**TASK INSTRUCTIONS**.
Make an exact copy of the listing below.

**RECORDS FOR PROCESSING**.
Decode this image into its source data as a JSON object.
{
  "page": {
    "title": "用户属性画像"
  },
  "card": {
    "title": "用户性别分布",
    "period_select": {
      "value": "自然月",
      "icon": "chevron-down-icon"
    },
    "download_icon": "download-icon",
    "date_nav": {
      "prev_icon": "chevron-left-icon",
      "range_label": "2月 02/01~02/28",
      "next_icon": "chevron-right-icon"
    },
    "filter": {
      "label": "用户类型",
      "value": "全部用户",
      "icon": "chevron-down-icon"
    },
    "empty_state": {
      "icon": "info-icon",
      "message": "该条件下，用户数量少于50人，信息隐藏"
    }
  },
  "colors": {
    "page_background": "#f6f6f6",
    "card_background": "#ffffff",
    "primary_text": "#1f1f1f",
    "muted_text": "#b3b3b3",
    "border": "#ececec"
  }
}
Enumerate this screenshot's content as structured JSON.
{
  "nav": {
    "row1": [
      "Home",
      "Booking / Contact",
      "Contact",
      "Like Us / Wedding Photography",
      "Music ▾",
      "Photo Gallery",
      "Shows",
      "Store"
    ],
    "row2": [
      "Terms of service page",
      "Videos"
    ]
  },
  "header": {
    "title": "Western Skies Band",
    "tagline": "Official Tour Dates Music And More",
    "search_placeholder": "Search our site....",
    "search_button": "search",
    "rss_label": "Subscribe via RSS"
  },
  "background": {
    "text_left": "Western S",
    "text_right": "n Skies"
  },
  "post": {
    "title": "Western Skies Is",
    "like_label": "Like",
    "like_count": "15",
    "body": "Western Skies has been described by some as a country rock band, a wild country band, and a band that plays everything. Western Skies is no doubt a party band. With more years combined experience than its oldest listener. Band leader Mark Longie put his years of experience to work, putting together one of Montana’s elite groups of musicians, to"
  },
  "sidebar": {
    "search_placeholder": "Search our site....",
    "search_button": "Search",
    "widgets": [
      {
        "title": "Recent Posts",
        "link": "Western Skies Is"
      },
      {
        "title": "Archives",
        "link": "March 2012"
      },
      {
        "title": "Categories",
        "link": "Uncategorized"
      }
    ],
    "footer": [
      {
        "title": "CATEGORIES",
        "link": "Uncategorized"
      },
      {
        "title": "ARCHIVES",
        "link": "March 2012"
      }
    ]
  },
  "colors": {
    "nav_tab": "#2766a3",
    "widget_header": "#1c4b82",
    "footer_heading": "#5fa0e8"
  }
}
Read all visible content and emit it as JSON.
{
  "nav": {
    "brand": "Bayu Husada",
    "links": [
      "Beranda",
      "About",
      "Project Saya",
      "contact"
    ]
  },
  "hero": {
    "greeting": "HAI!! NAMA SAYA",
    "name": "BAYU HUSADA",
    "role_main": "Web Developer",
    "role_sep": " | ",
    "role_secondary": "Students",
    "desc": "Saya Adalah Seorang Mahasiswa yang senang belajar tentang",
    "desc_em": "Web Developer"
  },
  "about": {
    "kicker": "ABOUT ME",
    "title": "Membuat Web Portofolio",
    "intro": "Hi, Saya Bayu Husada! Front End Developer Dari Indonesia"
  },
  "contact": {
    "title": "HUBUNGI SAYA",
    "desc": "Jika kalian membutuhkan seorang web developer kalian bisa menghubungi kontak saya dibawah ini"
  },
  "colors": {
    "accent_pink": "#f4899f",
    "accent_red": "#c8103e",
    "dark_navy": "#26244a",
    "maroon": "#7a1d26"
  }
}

**FINAL RESULT**.
Decode this image into its source data as a JSON object.
{
  "page": {
    "title": "用户属性画像"
  },
  "card": {
    "title": "用户性别分布",
    "period_select": {
      "value": "自然月",
      "icon": "chevron-down-icon"
    },
    "download_icon": "download-icon",
    "date_nav": {
      "prev_icon": "chevron-left-icon",
      "range_label": "2月 02/01~02/28",
      "next_icon": "chevron-right-icon"
    },
    "filter": {
      "label": "用户类型",
      "value": "全部用户",
      "icon": "chevron-down-icon"
    },
    "empty_state": {
      "icon": "info-icon",
      "message": "该条件下，用户数量少于50人，信息隐藏"
    }
  },
  "colors": {
    "page_background": "#f6f6f6",
    "card_background": "#ffffff",
    "primary_text": "#1f1f1f",
    "muted_text": "#b3b3b3",
    "border": "#ececec"
  }
}
Enumerate this screenshot's content as structured JSON.
{
  "nav": {
    "row1": [
      "Home",
      "Booking / Contact",
      "Contact",
      "Like Us / Wedding Photography",
      "Music ▾",
      "Photo Gallery",
      "Shows",
      "Store"
    ],
    "row2": [
      "Terms of service page",
      "Videos"
    ]
  },
  "header": {
    "title": "Western Skies Band",
    "tagline": "Official Tour Dates Music And More",
    "search_placeholder": "Search our site....",
    "search_button": "search",
    "rss_label": "Subscribe via RSS"
  },
  "background": {
    "text_left": "Western S",
    "text_right": "n Skies"
  },
  "post": {
    "title": "Western Skies Is",
    "like_label": "Like",
    "like_count": "15",
    "body": "Western Skies has been described by some as a country rock band, a wild country band, and a band that plays everything. Western Skies is no doubt a party band. With more years combined experience than its oldest listener. Band leader Mark Longie put his years of experience to work, putting together one of Montana’s elite groups of musicians, to"
  },
  "sidebar": {
    "search_placeholder": "Search our site....",
    "search_button": "Search",
    "widgets": [
      {
        "title": "Recent Posts",
        "link": "Western Skies Is"
      },
      {
        "title": "Archives",
        "link": "March 2012"
      },
      {
        "title": "Categories",
        "link": "Uncategorized"
      }
    ],
    "footer": [
      {
        "title": "CATEGORIES",
        "link": "Uncategorized"
      },
      {
        "title": "ARCHIVES",
        "link": "March 2012"
      }
    ]
  },
  "colors": {
    "nav_tab": "#2766a3",
    "widget_header": "#1c4b82",
    "footer_heading": "#5fa0e8"
  }
}
Read all visible content and emit it as JSON.
{
  "nav": {
    "brand": "Bayu Husada",
    "links": [
      "Beranda",
      "About",
      "Project Saya",
      "contact"
    ]
  },
  "hero": {
    "greeting": "HAI!! NAMA SAYA",
    "name": "BAYU HUSADA",
    "role_main": "Web Developer",
    "role_sep": " | ",
    "role_secondary": "Students",
    "desc": "Saya Adalah Seorang Mahasiswa yang senang belajar tentang",
    "desc_em": "Web Developer"
  },
  "about": {
    "kicker": "ABOUT ME",
    "title": "Membuat Web Portofolio",
    "intro": "Hi, Saya Bayu Husada! Front End Developer Dari Indonesia"
  },
  "contact": {
    "title": "HUBUNGI SAYA",
    "desc": "Jika kalian membutuhkan seorang web developer kalian bisa menghubungi kontak saya dibawah ini"
  },
  "colors": {
    "accent_pink": "#f4899f",
    "accent_red": "#c8103e",
    "dark_navy": "#26244a",
    "maroon": "#7a1d26"
  }
}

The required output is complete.